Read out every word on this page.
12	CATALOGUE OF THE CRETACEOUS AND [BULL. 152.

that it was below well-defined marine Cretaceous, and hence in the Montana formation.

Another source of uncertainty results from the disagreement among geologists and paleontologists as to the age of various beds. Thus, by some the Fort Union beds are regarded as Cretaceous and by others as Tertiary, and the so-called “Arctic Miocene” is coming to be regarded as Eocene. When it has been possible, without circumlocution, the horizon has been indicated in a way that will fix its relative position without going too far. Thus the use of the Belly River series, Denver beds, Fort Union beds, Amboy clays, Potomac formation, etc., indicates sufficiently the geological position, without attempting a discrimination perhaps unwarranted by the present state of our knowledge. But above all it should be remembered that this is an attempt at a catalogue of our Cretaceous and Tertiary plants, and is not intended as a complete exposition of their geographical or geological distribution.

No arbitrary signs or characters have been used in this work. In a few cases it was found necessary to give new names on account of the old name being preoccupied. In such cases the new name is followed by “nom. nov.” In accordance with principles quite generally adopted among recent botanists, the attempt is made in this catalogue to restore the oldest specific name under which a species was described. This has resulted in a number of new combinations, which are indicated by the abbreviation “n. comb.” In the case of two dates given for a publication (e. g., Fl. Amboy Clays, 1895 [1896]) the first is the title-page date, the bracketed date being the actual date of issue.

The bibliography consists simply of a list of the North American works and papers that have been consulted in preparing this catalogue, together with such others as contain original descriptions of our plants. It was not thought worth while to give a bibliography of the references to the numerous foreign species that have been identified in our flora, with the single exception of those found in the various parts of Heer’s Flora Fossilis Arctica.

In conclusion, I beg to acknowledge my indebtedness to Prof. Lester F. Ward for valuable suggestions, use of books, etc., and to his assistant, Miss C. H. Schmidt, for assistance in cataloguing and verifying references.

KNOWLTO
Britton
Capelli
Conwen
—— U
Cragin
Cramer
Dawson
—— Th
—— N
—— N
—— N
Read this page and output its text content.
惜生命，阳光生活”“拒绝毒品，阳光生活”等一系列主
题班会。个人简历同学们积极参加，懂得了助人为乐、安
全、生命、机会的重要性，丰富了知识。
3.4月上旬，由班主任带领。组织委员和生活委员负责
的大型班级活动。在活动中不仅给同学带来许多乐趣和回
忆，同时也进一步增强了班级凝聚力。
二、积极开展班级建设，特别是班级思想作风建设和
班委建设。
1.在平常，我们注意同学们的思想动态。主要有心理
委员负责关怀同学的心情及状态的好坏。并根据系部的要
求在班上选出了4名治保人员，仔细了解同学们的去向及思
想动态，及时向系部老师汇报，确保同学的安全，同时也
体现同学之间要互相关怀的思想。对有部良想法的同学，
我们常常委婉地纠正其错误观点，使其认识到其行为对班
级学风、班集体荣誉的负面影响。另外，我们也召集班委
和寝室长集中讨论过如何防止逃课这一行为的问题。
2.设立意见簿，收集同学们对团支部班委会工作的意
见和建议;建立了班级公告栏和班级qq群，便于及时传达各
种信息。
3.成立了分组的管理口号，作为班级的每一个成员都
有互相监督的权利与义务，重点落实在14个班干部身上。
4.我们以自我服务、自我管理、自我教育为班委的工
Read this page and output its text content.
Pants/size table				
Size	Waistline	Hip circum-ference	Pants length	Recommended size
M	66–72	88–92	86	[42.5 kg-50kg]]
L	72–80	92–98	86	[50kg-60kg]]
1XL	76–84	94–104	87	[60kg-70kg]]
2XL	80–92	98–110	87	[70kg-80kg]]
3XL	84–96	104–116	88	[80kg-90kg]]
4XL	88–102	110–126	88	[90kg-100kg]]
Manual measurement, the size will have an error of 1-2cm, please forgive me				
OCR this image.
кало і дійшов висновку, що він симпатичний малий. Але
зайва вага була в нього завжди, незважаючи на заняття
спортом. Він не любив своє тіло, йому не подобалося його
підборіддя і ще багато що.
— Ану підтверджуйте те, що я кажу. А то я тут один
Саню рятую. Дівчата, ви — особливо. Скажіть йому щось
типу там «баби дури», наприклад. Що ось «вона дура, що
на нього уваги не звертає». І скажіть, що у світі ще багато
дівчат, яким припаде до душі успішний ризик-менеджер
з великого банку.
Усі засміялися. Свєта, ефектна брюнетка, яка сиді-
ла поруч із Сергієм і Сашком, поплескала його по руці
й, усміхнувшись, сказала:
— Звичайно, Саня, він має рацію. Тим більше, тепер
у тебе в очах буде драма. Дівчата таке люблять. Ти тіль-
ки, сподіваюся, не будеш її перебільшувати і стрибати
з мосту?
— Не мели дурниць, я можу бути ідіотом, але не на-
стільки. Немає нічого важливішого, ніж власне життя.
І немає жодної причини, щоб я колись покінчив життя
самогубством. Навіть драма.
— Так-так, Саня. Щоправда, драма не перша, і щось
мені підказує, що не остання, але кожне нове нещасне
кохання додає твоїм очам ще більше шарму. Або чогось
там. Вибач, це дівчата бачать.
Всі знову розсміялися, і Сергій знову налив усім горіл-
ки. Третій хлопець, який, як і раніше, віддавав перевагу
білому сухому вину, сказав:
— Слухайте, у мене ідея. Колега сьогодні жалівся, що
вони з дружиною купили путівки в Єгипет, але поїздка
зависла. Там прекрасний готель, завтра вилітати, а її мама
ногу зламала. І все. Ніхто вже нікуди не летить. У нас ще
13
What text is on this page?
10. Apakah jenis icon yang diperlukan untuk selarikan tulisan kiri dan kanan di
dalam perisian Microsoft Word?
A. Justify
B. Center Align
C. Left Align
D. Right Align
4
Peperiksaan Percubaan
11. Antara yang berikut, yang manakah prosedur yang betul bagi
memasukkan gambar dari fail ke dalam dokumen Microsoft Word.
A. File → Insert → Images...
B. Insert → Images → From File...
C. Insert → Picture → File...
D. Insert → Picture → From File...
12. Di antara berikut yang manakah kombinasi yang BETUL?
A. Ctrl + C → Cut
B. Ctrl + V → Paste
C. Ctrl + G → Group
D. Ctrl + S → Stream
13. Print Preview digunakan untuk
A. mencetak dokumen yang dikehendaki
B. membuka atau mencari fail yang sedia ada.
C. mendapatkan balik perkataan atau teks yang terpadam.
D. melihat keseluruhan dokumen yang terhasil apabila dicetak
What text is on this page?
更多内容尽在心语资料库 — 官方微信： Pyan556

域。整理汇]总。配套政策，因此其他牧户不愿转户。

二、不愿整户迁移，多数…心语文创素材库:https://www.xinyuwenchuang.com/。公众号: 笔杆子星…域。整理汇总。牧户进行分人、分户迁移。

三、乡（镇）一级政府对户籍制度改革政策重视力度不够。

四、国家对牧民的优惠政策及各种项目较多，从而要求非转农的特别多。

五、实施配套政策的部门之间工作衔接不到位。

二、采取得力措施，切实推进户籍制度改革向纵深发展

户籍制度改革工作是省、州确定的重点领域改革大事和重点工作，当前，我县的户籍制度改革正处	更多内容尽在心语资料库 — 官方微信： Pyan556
==============================
# [Set problem]
Retype all of the material above with every character intact.

# [The reply]
Read out every word on this page.
12	CATALOGUE OF THE CRETACEOUS AND [BULL. 152.

that it was below well-defined marine Cretaceous, and hence in the Montana formation.

Another source of uncertainty results from the disagreement among geologists and paleontologists as to the age of various beds. Thus, by some the Fort Union beds are regarded as Cretaceous and by others as Tertiary, and the so-called “Arctic Miocene” is coming to be regarded as Eocene. When it has been possible, without circumlocution, the horizon has been indicated in a way that will fix its relative position without going too far. Thus the use of the Belly River series, Denver beds, Fort Union beds, Amboy clays, Potomac formation, etc., indicates sufficiently the geological position, without attempting a discrimination perhaps unwarranted by the present state of our knowledge. But above all it should be remembered that this is an attempt at a catalogue of our Cretaceous and Tertiary plants, and is not intended as a complete exposition of their geographical or geological distribution.

No arbitrary signs or characters have been used in this work. In a few cases it was found necessary to give new names on account of the old name being preoccupied. In such cases the new name is followed by “nom. nov.” In accordance with principles quite generally adopted among recent botanists, the attempt is made in this catalogue to restore the oldest specific name under which a species was described. This has resulted in a number of new combinations, which are indicated by the abbreviation “n. comb.” In the case of two dates given for a publication (e. g., Fl. Amboy Clays, 1895 [1896]) the first is the title-page date, the bracketed date being the actual date of issue.

The bibliography consists simply of a list of the North American works and papers that have been consulted in preparing this catalogue, together with such others as contain original descriptions of our plants. It was not thought worth while to give a bibliography of the references to the numerous foreign species that have been identified in our flora, with the single exception of those found in the various parts of Heer’s Flora Fossilis Arctica.

In conclusion, I beg to acknowledge my indebtedness to Prof. Lester F. Ward for valuable suggestions, use of books, etc., and to his assistant, Miss C. H. Schmidt, for assistance in cataloguing and verifying references.

KNOWLTO
Britton
Capelli
Conwen
—— U
Cragin
Cramer
Dawson
—— Th
—— N
—— N
—— N
Read this page and output its text content.
惜生命，阳光生活”“拒绝毒品，阳光生活”等一系列主
题班会。个人简历同学们积极参加，懂得了助人为乐、安
全、生命、机会的重要性，丰富了知识。
3.4月上旬，由班主任带领。组织委员和生活委员负责
的大型班级活动。在活动中不仅给同学带来许多乐趣和回
忆，同时也进一步增强了班级凝聚力。
二、积极开展班级建设，特别是班级思想作风建设和
班委建设。
1.在平常，我们注意同学们的思想动态。主要有心理
委员负责关怀同学的心情及状态的好坏。并根据系部的要
求在班上选出了4名治保人员，仔细了解同学们的去向及思
想动态，及时向系部老师汇报，确保同学的安全，同时也
体现同学之间要互相关怀的思想。对有部良想法的同学，
我们常常委婉地纠正其错误观点，使其认识到其行为对班
级学风、班集体荣誉的负面影响。另外，我们也召集班委
和寝室长集中讨论过如何防止逃课这一行为的问题。
2.设立意见簿，收集同学们对团支部班委会工作的意
见和建议;建立了班级公告栏和班级qq群，便于及时传达各
种信息。
3.成立了分组的管理口号，作为班级的每一个成员都
有互相监督的权利与义务，重点落实在14个班干部身上。
4.我们以自我服务、自我管理、自我教育为班委的工
Read this page and output its text content.
Pants/size table				
Size	Waistline	Hip circum-ference	Pants length	Recommended size
M	66–72	88–92	86	[42.5 kg-50kg]]
L	72–80	92–98	86	[50kg-60kg]]
1XL	76–84	94–104	87	[60kg-70kg]]
2XL	80–92	98–110	87	[70kg-80kg]]
3XL	84–96	104–116	88	[80kg-90kg]]
4XL	88–102	110–126	88	[90kg-100kg]]
Manual measurement, the size will have an error of 1-2cm, please forgive me				
OCR this image.
кало і дійшов висновку, що він симпатичний малий. Але
зайва вага була в нього завжди, незважаючи на заняття
спортом. Він не любив своє тіло, йому не подобалося його
підборіддя і ще багато що.
— Ану підтверджуйте те, що я кажу. А то я тут один
Саню рятую. Дівчата, ви — особливо. Скажіть йому щось
типу там «баби дури», наприклад. Що ось «вона дура, що
на нього уваги не звертає». І скажіть, що у світі ще багато
дівчат, яким припаде до душі успішний ризик-менеджер
з великого банку.
Усі засміялися. Свєта, ефектна брюнетка, яка сиді-
ла поруч із Сергієм і Сашком, поплескала його по руці
й, усміхнувшись, сказала:
— Звичайно, Саня, він має рацію. Тим більше, тепер
у тебе в очах буде драма. Дівчата таке люблять. Ти тіль-
ки, сподіваюся, не будеш її перебільшувати і стрибати
з мосту?
— Не мели дурниць, я можу бути ідіотом, але не на-
стільки. Немає нічого важливішого, ніж власне життя.
І немає жодної причини, щоб я колись покінчив життя
самогубством. Навіть драма.
— Так-так, Саня. Щоправда, драма не перша, і щось
мені підказує, що не остання, але кожне нове нещасне
кохання додає твоїм очам ще більше шарму. Або чогось
там. Вибач, це дівчата бачать.
Всі знову розсміялися, і Сергій знову налив усім горіл-
ки. Третій хлопець, який, як і раніше, віддавав перевагу
білому сухому вину, сказав:
— Слухайте, у мене ідея. Колега сьогодні жалівся, що
вони з дружиною купили путівки в Єгипет, але поїздка
зависла. Там прекрасний готель, завтра вилітати, а її мама
ногу зламала. І все. Ніхто вже нікуди не летить. У нас ще
13
What text is on this page?
10. Apakah jenis icon yang diperlukan untuk selarikan tulisan kiri dan kanan di
dalam perisian Microsoft Word?
A. Justify
B. Center Align
C. Left Align
D. Right Align
4
Peperiksaan Percubaan
11. Antara yang berikut, yang manakah prosedur yang betul bagi
memasukkan gambar dari fail ke dalam dokumen Microsoft Word.
A. File → Insert → Images...
B. Insert → Images → From File...
C. Insert → Picture → File...
D. Insert → Picture → From File...
12. Di antara berikut yang manakah kombinasi yang BETUL?
A. Ctrl + C → Cut
B. Ctrl + V → Paste
C. Ctrl + G → Group
D. Ctrl + S → Stream
13. Print Preview digunakan untuk
A. mencetak dokumen yang dikehendaki
B. membuka atau mencari fail yang sedia ada.
C. mendapatkan balik perkataan atau teks yang terpadam.
D. melihat keseluruhan dokumen yang terhasil apabila dicetak
What text is on this page?
更多内容尽在心语资料库 — 官方微信： Pyan556

域。整理汇]总。配套政策，因此其他牧户不愿转户。

二、不愿整户迁移，多数…心语文创素材库:https://www.xinyuwenchuang.com/。公众号: 笔杆子星…域。整理汇总。牧户进行分人、分户迁移。

三、乡（镇）一级政府对户籍制度改革政策重视力度不够。

四、国家对牧民的优惠政策及各种项目较多，从而要求非转农的特别多。

五、实施配套政策的部门之间工作衔接不到位。

二、采取得力措施，切实推进户籍制度改革向纵深发展

户籍制度改革工作是省、州确定的重点领域改革大事和重点工作，当前，我县的户籍制度改革正处	更多内容尽在心语资料库 — 官方微信： Pyan556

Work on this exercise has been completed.